Every line in the data below that holds "marker" should be found and copied.
··· SOURCE MATERIAL
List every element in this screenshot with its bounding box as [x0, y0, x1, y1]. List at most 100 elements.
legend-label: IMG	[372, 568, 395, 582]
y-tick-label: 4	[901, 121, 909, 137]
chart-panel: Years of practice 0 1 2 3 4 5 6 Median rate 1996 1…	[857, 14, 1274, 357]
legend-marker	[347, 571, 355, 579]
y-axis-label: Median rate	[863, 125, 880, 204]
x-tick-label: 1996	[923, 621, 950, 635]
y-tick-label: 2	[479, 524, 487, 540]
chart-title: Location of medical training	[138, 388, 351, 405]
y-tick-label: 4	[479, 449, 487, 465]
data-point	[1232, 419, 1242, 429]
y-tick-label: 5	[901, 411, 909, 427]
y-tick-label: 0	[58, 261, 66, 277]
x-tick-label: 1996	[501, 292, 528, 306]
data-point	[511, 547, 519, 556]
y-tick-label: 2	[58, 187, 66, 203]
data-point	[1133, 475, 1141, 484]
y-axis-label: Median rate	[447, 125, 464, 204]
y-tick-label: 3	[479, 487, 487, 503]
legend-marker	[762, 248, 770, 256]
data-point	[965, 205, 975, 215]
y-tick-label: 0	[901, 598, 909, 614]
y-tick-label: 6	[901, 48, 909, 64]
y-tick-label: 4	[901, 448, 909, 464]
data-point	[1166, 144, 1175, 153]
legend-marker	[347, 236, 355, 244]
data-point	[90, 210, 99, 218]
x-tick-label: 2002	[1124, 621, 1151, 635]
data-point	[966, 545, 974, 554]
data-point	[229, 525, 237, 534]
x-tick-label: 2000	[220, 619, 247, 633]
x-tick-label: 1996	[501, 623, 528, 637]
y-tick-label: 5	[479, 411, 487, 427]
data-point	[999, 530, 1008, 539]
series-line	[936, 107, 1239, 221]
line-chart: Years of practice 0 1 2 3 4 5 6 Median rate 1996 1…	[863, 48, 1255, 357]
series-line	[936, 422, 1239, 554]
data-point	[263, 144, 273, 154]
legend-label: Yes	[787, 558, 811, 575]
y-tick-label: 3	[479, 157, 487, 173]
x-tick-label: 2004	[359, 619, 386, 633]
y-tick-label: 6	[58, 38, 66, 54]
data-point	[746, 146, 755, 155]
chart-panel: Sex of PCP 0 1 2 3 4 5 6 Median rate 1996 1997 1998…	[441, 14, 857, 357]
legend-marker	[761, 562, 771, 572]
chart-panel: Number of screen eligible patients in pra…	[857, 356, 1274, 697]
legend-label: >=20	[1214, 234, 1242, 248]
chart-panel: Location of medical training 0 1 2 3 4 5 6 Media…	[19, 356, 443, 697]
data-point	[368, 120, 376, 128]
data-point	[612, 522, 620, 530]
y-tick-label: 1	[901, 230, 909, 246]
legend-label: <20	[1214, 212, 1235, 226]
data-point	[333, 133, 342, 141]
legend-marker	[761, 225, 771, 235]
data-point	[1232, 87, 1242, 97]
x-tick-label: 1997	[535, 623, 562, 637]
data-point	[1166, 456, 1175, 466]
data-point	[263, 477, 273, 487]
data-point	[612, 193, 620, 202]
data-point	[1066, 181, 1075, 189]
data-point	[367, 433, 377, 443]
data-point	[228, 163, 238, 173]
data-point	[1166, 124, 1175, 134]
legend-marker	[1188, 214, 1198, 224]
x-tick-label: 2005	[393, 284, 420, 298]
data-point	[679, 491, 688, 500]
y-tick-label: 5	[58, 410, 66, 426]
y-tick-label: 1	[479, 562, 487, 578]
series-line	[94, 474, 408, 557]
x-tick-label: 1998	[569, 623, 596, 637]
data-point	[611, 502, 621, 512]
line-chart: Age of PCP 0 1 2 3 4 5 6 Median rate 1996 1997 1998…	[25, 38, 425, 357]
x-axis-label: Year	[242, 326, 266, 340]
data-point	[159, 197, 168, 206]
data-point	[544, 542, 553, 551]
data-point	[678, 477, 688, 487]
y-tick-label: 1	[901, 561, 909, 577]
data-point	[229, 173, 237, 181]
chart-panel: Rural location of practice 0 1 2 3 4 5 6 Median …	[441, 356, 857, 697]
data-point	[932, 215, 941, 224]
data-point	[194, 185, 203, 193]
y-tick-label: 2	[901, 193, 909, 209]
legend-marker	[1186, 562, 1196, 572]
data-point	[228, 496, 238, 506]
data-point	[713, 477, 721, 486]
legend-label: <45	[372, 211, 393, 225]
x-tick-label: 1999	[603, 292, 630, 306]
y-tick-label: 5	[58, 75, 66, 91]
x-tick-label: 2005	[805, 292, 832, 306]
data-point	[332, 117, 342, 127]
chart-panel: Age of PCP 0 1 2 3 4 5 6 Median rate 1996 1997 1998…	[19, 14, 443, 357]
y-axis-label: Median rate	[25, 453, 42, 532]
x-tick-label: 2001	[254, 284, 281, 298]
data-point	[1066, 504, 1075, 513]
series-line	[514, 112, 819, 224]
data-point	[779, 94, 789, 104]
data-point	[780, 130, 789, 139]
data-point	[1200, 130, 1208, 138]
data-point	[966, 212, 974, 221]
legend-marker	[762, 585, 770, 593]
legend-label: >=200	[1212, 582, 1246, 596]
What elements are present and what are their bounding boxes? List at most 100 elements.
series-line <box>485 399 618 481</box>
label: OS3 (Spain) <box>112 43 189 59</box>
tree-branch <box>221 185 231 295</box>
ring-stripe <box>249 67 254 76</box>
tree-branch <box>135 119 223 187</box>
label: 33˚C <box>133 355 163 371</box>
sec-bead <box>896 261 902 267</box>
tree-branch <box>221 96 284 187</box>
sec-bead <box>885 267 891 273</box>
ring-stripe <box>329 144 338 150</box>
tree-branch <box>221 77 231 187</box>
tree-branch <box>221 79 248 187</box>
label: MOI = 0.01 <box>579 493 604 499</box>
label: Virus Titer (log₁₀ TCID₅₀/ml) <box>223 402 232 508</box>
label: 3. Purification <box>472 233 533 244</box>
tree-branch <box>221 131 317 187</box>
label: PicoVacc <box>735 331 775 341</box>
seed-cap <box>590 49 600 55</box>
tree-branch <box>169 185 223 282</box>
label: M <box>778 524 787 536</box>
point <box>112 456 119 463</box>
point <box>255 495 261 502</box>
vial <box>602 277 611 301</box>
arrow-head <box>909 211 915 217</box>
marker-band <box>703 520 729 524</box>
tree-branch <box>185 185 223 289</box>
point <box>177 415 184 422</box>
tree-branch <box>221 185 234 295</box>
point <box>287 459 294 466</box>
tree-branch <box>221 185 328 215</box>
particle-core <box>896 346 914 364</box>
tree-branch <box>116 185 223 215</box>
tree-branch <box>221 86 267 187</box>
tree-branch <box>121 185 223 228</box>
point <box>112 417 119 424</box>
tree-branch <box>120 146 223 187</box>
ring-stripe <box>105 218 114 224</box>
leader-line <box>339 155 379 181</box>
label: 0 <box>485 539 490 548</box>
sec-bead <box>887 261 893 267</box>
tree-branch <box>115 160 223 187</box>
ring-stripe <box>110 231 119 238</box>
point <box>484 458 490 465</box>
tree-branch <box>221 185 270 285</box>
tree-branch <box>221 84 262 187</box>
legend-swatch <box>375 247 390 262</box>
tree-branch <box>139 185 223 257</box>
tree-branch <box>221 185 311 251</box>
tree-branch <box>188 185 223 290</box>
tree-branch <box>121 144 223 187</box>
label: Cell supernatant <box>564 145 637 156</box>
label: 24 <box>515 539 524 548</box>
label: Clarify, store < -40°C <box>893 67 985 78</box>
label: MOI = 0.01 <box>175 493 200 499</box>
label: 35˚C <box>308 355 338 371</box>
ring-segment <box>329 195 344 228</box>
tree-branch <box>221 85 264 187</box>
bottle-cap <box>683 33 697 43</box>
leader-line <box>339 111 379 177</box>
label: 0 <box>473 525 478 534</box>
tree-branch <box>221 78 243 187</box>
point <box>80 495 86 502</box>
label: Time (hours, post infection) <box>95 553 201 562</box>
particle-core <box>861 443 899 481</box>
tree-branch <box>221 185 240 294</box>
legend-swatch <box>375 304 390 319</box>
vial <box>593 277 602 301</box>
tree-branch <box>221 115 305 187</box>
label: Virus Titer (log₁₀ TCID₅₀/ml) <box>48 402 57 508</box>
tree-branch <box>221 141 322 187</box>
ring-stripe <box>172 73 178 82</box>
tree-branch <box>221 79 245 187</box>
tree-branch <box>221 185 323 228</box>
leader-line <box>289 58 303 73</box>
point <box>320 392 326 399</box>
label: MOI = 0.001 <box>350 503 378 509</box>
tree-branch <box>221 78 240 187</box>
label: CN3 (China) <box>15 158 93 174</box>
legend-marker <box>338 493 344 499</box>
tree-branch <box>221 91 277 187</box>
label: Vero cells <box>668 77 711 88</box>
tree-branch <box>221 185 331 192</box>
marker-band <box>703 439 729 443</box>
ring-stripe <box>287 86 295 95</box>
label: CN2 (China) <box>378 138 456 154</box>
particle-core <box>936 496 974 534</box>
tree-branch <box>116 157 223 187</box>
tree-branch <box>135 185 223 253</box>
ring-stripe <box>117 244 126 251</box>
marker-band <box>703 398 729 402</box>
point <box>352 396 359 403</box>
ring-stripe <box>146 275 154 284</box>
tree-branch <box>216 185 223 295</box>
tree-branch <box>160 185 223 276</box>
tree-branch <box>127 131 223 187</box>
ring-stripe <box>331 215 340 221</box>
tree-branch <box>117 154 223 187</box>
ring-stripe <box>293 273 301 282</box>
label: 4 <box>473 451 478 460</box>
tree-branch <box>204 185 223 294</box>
······
* [SOLUTION TO THIS TASK]:
legend-marker	[347, 571, 355, 579]
legend-marker	[762, 248, 770, 256]
legend-marker	[347, 236, 355, 244]
legend-marker	[761, 562, 771, 572]
legend-marker	[761, 225, 771, 235]
legend-marker	[1188, 214, 1198, 224]
legend-marker	[1186, 562, 1196, 572]
legend-marker	[762, 585, 770, 593]
marker-band <box>703 520 729 524</box>
legend-marker <box>338 493 344 499</box>
marker-band <box>703 439 729 443</box>
marker-band <box>703 398 729 402</box>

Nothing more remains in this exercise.